**Data to use**
···

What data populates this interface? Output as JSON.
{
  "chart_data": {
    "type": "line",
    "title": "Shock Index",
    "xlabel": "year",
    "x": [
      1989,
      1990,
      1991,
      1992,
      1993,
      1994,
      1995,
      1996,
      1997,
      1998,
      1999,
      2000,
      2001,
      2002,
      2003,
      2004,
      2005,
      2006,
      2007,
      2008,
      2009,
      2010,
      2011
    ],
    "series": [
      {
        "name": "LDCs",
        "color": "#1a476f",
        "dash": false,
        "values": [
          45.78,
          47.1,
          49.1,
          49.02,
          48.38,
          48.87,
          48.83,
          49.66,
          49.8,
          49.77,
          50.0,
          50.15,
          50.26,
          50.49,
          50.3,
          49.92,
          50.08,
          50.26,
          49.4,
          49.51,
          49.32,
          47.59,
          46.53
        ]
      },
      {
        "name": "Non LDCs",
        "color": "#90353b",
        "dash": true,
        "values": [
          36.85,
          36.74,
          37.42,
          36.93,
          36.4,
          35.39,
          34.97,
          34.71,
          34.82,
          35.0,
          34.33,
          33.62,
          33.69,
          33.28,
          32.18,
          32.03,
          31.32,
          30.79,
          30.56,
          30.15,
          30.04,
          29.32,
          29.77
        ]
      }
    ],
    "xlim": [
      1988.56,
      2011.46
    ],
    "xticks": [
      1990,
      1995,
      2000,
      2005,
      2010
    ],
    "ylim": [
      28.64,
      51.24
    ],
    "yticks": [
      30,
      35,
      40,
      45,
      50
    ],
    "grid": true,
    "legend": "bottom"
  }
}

···

**Goal**
Copy all the records above precisely.

**Exercise answer**
What data populates this interface? Output as JSON.
{
  "chart_data": {
    "type": "line",
    "title": "Shock Index",
    "xlabel": "year",
    "x": [
      1989,
      1990,
      1991,
      1992,
      1993,
      1994,
      1995,
      1996,
      1997,
      1998,
      1999,
      2000,
      2001,
      2002,
      2003,
      2004,
      2005,
      2006,
      2007,
      2008,
      2009,
      2010,
      2011
    ],
    "series": [
      {
        "name": "LDCs",
        "color": "#1a476f",
        "dash": false,
        "values": [
          45.78,
          47.1,
          49.1,
          49.02,
          48.38,
          48.87,
          48.83,
          49.66,
          49.8,
          49.77,
          50.0,
          50.15,
          50.26,
          50.49,
          50.3,
          49.92,
          50.08,
          50.26,
          49.4,
          49.51,
          49.32,
          47.59,
          46.53
        ]
      },
      {
        "name": "Non LDCs",
        "color": "#90353b",
        "dash": true,
        "values": [
          36.85,
          36.74,
          37.42,
          36.93,
          36.4,
          35.39,
          34.97,
          34.71,
          34.82,
          35.0,
          34.33,
          33.62,
          33.69,
          33.28,
          32.18,
          32.03,
          31.32,
          30.79,
          30.56,
          30.15,
          30.04,
          29.32,
          29.77
        ]
      }
    ],
    "xlim": [
      1988.56,
      2011.46
    ],
    "xticks": [
      1990,
      1995,
      2000,
      2005,
      2010
    ],
    "ylim": [
      28.64,
      51.24
    ],
    "yticks": [
      30,
      35,
      40,
      45,
      50
    ],
    "grid": true,
    "legend": "bottom"
  }
}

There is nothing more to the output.